[Document text]
▽
Over the past decade, the battle in Freeport has ripped a town apart and changed the law of the land in Texas. So why would a new conservative member of the Texas House—a man who witnessed and participated in some of this heady history firsthand—not want to talk about it?

In an ideological mismatch, the blueblood family of first-term Rep. Van Taylor, R-Plano, was on the eminent domain side of Freeport’s marina fight—the side that gives many of Taylor’s fellow Texas conservatives hives. However, few in Taylor’s Plano-based district seem to know much about the issue, which never surfaced during his campaign.

VanTaylor

To understand this tale of greed and conservative hypocrisy, a little history helps. Taylor descends on his mother’s side from the 1909 marriage of Humble Oil founder Robert E. Lee Blaffer to a Texaco founder’s daughter. Gov. James Hogg dubbed the union “the conglomerate of the century.”

Now fast-forward almost a century. In 2002, Taylor and 10 other young descendants of that marriage inherited a seemingly insignificant scrap of Blaffer wealth: nine acres on Freeport’s dingy waterfront. That beachhead is where Freeport’s imaginative officials envisioned a marina to attract wealthy people, shops and hotels to a city laboring under a petrochemical cloud.

Freeport officials wanted the marina so bad that they made the Blaffer heirs an offer that was hard to refuse. The city would loan the Blaffers $6 million to build the marina on land valued at $750,000. On paper, Freeport’s generous loan suggested to some that the Blaffers didn’t havemuch to lose. But they were putting their reputations at stake.

The marina project’s chief failing was that it did not limit itself to land already owned by either the Blaffers or local government. When negotiations with several adjacent landowners broke down in 2003, the city-controlled Freeport Economic Development Corp. invoked eminent domain to buy the disputed properties. The Blaffers soldiered on with the project despite its assault on property rights.

The marina debate in Freeport unfolded as a national debate over seizing private land for economic development was coming to a head. In 2005, a 5-4 U.S. Supreme Court majority ruled that a Connecticut town could use eminent domain to seize waterfront homes for a private developer. The majority and  dissenting opinions in Kelo v. City of New London could have been written just as well about the Freeport marina. “Any property may now be taken for the benefit of another private party, but the fallout from this decision will not be random,” wrote dissenting Justice Sandra Day O’Connor. “The beneficiaries are likely to be those citizens with disproportionate influence and power in the political process, including large corporations and development firms.”
△
[Exercise requirements] According to the text on the Freeport marina fight, how much did the city offer to loan the Blaffer heirs to build the marina?

[Data excerpts]
▽
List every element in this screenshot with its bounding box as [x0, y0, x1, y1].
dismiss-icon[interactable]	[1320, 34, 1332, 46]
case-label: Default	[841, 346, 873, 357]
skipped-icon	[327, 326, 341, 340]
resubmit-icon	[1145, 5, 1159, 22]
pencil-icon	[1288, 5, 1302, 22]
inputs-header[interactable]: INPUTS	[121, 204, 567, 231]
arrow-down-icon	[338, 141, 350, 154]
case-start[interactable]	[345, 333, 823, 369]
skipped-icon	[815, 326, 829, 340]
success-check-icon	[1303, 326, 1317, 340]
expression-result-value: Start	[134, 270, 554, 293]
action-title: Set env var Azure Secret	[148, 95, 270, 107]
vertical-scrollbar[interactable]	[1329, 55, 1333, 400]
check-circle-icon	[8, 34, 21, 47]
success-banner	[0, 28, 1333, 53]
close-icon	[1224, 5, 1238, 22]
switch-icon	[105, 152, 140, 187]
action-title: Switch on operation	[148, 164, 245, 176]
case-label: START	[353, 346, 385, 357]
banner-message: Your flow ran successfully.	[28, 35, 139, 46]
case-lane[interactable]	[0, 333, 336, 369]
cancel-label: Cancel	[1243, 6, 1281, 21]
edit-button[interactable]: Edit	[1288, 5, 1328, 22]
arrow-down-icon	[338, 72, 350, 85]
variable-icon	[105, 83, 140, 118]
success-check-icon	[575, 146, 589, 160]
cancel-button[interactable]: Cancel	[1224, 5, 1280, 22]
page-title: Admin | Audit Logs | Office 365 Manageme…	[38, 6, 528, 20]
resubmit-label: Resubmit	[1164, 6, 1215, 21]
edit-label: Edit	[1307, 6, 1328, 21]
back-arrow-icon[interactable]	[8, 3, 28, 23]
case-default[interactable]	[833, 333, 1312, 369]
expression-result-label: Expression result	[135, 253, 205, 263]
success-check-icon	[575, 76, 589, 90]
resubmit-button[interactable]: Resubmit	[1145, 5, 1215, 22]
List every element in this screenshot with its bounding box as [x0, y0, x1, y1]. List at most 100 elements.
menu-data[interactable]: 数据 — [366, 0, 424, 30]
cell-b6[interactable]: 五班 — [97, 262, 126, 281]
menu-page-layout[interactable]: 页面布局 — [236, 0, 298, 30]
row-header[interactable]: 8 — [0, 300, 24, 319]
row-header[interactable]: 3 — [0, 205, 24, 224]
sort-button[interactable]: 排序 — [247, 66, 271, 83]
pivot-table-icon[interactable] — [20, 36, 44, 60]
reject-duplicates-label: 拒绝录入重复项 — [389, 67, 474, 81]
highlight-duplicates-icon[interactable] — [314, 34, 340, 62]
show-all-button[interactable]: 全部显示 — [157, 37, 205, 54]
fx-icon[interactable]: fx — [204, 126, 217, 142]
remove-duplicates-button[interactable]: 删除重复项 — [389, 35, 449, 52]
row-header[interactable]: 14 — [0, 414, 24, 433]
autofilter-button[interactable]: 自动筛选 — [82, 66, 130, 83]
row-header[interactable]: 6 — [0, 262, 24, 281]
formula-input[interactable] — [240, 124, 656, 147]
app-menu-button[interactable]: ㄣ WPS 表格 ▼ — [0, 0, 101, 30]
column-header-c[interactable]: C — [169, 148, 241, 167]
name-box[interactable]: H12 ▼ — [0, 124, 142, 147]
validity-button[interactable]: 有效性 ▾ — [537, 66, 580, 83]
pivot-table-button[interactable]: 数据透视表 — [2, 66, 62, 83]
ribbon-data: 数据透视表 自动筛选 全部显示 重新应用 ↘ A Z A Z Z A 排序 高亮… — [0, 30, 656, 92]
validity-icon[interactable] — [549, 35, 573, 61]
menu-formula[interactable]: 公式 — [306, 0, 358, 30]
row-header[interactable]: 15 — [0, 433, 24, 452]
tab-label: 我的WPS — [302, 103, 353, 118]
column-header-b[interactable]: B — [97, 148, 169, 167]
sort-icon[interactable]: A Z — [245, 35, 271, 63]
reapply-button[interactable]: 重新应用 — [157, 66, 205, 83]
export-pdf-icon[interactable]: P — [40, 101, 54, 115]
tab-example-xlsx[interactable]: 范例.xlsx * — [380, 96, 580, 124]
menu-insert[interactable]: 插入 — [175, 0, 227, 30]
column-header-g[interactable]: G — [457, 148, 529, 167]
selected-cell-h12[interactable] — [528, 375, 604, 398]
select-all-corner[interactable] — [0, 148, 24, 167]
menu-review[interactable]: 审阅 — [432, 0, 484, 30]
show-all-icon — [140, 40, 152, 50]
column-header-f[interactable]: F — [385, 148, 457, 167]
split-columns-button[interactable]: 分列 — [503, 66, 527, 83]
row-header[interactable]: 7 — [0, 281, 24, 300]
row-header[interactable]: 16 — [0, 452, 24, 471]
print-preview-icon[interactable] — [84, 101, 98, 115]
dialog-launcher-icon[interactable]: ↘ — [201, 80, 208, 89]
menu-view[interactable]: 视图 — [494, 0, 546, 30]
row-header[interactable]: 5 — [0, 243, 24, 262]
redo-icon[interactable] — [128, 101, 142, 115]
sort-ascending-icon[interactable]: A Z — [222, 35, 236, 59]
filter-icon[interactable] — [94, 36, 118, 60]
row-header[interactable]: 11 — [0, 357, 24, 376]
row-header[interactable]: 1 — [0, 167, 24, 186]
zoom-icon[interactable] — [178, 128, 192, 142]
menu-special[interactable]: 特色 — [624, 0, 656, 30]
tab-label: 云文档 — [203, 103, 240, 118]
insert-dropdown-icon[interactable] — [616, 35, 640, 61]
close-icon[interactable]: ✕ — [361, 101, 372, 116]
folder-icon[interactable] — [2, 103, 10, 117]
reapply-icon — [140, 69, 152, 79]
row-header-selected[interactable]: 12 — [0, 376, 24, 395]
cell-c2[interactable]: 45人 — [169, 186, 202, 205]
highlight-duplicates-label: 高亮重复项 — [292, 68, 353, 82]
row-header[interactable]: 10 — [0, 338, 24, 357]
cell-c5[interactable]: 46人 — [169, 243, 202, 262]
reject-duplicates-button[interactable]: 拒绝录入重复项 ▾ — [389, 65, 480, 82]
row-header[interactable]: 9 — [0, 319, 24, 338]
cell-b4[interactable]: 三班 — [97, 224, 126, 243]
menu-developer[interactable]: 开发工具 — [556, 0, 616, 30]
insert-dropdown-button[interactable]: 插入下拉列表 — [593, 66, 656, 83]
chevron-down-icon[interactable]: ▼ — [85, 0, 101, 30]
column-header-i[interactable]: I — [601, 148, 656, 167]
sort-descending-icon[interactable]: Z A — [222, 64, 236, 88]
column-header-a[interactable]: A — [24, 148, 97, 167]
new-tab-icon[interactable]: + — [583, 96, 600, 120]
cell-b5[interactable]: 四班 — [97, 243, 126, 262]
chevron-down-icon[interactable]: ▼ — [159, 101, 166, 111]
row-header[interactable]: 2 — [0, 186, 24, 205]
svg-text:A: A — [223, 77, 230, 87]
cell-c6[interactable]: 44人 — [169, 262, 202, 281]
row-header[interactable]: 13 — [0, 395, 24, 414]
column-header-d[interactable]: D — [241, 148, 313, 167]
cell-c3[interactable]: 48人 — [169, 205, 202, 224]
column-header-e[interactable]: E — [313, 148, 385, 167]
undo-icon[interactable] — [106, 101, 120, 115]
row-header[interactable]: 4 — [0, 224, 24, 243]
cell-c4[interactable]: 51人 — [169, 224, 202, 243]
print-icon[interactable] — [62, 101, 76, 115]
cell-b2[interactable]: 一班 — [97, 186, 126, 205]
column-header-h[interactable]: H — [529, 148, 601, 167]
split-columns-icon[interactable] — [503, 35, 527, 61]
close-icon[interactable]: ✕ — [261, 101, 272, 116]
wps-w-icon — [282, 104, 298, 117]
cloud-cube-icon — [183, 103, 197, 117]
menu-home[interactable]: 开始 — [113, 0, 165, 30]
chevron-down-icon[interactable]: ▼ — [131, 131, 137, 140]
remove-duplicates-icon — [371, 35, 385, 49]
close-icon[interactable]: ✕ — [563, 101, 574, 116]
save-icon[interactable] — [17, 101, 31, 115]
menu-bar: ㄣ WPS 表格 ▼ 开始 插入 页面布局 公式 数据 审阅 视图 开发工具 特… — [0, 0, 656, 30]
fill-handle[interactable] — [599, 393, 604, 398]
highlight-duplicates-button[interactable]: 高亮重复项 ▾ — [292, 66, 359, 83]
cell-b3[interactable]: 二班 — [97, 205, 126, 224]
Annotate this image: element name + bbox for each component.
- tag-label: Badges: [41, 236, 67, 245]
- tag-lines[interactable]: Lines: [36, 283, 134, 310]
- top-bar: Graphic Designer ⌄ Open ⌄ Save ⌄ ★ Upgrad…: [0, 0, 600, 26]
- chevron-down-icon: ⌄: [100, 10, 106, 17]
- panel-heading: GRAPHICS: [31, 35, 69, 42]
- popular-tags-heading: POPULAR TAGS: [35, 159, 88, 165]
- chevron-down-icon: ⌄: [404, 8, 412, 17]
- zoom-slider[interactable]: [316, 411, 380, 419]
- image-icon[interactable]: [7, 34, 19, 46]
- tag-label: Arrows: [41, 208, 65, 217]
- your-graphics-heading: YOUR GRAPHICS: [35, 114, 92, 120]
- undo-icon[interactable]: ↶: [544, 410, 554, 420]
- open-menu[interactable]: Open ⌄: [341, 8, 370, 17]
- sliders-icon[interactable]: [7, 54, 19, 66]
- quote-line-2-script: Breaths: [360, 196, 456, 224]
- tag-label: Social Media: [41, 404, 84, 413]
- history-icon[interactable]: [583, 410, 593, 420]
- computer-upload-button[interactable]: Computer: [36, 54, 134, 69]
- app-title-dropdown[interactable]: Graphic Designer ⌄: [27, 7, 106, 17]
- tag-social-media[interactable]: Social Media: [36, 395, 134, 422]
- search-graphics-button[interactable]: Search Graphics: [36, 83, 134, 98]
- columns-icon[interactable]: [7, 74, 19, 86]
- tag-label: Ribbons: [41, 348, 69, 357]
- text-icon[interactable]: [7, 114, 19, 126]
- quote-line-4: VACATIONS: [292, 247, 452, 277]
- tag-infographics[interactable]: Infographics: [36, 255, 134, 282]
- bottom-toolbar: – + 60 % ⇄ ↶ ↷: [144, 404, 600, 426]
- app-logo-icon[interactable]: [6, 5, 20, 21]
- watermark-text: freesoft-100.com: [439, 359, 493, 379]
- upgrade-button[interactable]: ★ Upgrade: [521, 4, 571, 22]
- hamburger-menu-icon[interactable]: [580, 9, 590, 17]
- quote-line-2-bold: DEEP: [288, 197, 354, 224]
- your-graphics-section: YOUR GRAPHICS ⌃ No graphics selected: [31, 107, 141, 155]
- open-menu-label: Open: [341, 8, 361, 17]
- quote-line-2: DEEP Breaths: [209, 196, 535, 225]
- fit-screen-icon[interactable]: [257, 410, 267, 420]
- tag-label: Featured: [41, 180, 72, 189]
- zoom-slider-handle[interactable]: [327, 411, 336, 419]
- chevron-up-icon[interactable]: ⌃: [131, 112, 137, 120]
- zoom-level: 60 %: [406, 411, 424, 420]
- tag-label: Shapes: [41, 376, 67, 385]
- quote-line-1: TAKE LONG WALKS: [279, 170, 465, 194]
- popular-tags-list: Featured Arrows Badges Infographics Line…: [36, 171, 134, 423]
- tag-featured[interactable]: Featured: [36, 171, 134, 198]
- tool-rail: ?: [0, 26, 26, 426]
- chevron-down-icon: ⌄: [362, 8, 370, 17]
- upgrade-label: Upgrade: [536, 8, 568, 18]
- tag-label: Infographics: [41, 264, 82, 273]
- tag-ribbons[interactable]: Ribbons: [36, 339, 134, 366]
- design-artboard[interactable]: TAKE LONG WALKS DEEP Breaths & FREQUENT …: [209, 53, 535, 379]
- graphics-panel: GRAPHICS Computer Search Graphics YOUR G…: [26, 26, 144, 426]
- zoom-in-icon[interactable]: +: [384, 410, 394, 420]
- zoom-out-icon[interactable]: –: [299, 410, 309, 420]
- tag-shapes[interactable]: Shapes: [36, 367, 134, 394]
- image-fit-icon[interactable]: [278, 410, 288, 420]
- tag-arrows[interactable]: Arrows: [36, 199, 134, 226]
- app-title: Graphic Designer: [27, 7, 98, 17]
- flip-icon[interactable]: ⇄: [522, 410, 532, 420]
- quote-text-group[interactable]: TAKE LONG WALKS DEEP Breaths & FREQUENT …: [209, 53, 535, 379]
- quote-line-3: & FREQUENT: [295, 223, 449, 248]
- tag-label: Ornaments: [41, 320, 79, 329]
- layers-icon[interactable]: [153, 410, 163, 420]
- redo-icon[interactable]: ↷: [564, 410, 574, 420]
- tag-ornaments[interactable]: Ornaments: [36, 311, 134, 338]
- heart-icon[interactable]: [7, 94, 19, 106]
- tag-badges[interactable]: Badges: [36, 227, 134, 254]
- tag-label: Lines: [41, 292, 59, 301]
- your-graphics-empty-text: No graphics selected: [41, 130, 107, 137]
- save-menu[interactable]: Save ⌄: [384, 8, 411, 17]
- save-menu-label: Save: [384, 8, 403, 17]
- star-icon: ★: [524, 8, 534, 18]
△
[Solution] $6 million